→ **Cosa fare**:
A. Secondo l'intervista, in che anno è stato vinto il concorso organizzato dal Consolato Coreano a Milano?
B. Riporta parola per parola il brano dell'intervista che va da "La decisione di" fino a "si è presentata?", compreso.

→ **Testo estratto**:
»»

La decisione di partire è arrivata in questo modo?

«Non esattamente. Lavorando con i coreani ho avuto modo di apprendere la loro cucina, sono un po’ come noi, molto legati alle loro tradizioni e alla loro cultura. Quindi sono venuto a conoscenza di un concorso organizzato dal Consolato Coreano a Milano, ho partecipato e ho vinto. Era il 2016. Il premio consisteva, tra l’altro, in un viaggio di 15 giorni in Corea durante i quali ho avuto modo di partecipare ad un programma televisivo insieme ai vincitori provenienti dalle altre nazioni dove era stato organizzato il concorso. Mi è piaciuto molto, ci ho lasciato un pezzo di cuore».

L’occasione per tornare in Corea quando si è presentata?

«Nel 2018 sono stato stato invitato a partecipare ad una specie di Master chef in Corea, una richiesta che ho accolto con grande entusiasmo. Questa volta sono rimasto tre mesi. E questo ha fatto sì che il mio amore per questa terra e questa gente aumentasse a dismisura. Volevo tornare. Avevo conosciuto una maestra di cucina coreana, con cui ho costruito un bellissimo rapporto che mi ha consigliato di mandare il mio curriculum all'università Woosong a Daejeon. Grazie anche alla notorietà raggiunta attraverso la partecipazione ai programmi televisivi, mi hanno preso. E il 10 febbraio scorso sono partito.».

««

Dati di previsione dei riquadri di delimitazione
»»

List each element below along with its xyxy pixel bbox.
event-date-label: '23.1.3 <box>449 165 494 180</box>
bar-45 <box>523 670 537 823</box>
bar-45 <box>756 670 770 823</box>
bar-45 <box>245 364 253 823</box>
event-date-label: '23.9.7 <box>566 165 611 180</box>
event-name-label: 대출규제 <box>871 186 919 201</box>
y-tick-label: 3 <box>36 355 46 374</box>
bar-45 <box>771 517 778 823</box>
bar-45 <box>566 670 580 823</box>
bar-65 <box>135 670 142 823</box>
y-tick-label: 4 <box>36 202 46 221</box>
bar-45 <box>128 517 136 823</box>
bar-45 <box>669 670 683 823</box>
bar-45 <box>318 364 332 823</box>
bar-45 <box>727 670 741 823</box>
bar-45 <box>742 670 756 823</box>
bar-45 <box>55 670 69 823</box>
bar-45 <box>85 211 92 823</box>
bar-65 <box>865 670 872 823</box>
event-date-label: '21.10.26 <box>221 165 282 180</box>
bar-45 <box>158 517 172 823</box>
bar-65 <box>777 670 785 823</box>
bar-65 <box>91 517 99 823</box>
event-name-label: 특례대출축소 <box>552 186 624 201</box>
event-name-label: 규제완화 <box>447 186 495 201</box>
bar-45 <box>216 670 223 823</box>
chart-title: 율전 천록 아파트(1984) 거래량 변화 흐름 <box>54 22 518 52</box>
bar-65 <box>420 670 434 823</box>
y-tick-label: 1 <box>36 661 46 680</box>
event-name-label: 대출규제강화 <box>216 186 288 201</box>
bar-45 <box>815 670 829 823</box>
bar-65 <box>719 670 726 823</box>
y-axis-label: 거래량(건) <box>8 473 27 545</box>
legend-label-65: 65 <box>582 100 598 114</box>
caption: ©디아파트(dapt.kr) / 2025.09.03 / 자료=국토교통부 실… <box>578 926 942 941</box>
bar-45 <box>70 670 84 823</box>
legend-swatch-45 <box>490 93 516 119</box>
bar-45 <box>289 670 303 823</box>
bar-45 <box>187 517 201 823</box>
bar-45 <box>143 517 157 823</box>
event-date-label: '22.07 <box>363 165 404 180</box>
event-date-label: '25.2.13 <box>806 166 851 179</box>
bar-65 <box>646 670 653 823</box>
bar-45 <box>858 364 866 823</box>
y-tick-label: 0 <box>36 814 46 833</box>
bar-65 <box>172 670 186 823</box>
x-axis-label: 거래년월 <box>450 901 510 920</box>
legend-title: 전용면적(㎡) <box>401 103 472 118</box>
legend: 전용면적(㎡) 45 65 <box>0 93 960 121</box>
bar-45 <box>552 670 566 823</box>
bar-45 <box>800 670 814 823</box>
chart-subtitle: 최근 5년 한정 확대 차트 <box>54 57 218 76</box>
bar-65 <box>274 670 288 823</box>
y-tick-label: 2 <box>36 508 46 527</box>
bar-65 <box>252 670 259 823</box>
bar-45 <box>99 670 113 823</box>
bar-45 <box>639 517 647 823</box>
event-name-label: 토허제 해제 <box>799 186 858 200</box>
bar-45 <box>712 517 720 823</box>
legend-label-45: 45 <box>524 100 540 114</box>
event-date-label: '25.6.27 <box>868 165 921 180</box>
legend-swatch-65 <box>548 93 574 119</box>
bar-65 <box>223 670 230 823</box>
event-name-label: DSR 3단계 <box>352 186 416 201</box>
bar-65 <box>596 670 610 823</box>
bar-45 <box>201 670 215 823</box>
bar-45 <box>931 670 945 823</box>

««

→ **Risultati attesi**:
A. Nel 2016.

B.
La decisione di partire è arrivata in questo modo?

«Non esattamente. Lavorando con i coreani ho avuto modo di apprendere la loro cucina, sono un po’ come noi, molto legati alle loro tradizioni e alla loro cultura. Quindi sono venuto a conoscenza di un concorso organizzato dal Consolato Coreano a Milano, ho partecipato e ho vinto. Era il 2016. Il premio consisteva, tra l’altro, in un viaggio di 15 giorni in Corea durante i quali ho avuto modo di partecipare ad un programma televisivo insieme ai vincitori provenienti dalle altre nazioni dove era stato organizzato il concorso. Mi è piaciuto molto, ci ho lasciato un pezzo di cuore».

L’occasione per tornare in Corea quando si è presentata?